DATA FOR THIS EXERCISE:
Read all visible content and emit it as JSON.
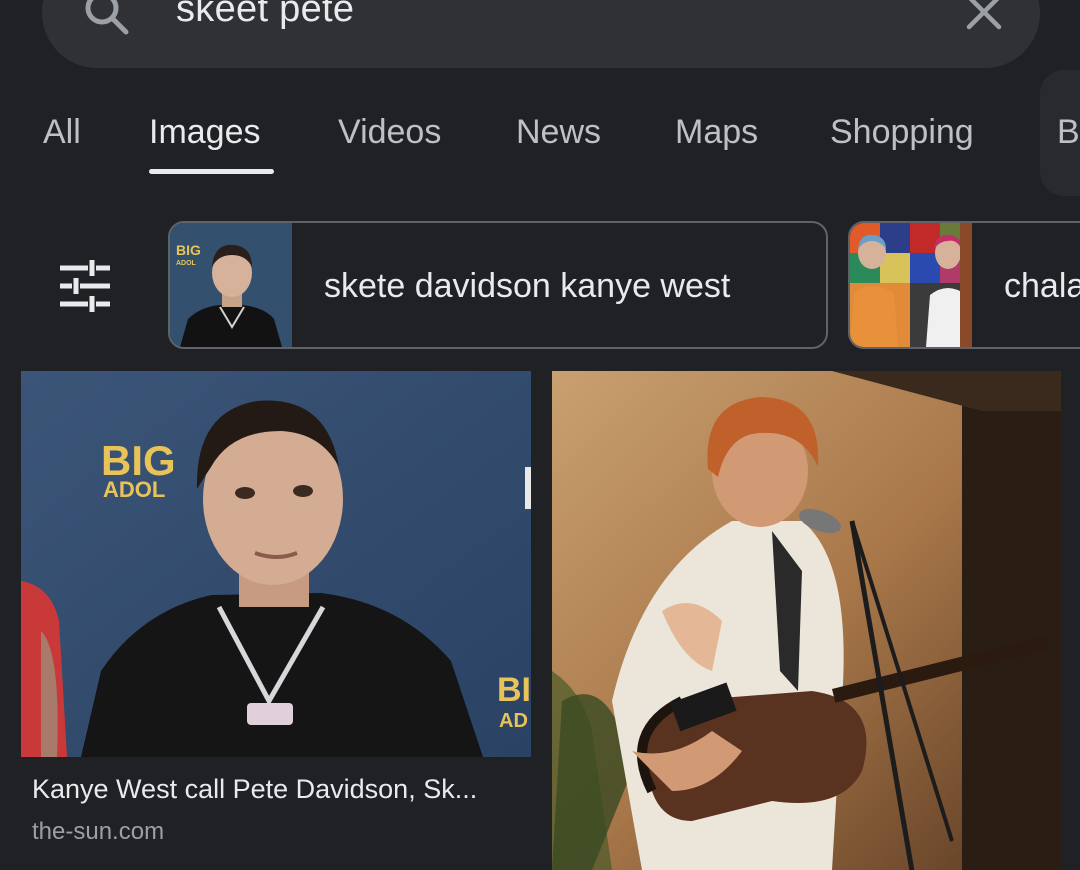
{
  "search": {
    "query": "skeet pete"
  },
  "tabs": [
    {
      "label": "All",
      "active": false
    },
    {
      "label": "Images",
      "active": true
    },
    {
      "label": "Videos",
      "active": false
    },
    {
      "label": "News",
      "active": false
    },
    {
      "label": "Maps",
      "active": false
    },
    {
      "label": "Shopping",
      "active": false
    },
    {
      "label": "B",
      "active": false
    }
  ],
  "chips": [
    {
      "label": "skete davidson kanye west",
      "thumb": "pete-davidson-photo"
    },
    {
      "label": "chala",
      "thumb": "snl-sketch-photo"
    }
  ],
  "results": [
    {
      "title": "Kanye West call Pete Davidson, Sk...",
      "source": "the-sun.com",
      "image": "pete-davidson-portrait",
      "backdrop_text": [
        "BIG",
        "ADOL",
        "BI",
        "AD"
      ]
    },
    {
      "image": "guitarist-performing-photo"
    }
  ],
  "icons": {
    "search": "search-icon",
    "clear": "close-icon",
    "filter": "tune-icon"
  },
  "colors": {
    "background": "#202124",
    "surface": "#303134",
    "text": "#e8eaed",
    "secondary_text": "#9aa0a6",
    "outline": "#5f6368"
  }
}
--
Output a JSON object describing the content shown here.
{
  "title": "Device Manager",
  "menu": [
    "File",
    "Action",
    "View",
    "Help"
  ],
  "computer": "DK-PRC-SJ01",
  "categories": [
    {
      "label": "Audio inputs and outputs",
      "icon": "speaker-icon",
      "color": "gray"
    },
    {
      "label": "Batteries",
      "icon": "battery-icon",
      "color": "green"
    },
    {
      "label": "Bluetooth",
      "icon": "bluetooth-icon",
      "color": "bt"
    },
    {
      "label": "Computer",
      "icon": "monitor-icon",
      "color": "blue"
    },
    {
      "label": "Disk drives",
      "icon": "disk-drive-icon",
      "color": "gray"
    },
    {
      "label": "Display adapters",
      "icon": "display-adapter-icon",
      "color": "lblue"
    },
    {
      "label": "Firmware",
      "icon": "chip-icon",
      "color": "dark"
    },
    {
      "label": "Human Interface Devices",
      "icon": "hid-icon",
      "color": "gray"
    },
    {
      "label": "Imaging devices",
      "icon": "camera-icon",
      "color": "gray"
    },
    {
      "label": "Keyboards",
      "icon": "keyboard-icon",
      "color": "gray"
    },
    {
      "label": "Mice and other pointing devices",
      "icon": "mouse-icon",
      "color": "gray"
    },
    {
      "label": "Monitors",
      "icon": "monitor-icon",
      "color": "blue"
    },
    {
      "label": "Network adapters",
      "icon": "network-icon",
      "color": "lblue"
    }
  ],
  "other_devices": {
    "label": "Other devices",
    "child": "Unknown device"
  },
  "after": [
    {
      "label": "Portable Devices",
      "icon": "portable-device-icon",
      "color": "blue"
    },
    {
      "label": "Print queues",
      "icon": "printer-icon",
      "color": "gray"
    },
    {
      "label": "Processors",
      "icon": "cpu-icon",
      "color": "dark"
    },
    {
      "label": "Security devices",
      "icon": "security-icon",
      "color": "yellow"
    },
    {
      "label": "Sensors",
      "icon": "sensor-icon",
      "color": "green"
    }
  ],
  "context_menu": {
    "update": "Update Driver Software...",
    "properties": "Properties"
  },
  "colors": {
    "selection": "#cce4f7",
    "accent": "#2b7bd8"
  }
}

GIVEN REQUEST: Extract each line from the entries above that contains the string "thumb".

WORKED ANSWER:
      "thumb": "pete-davidson-photo"
      "thumb": "snl-sketch-photo"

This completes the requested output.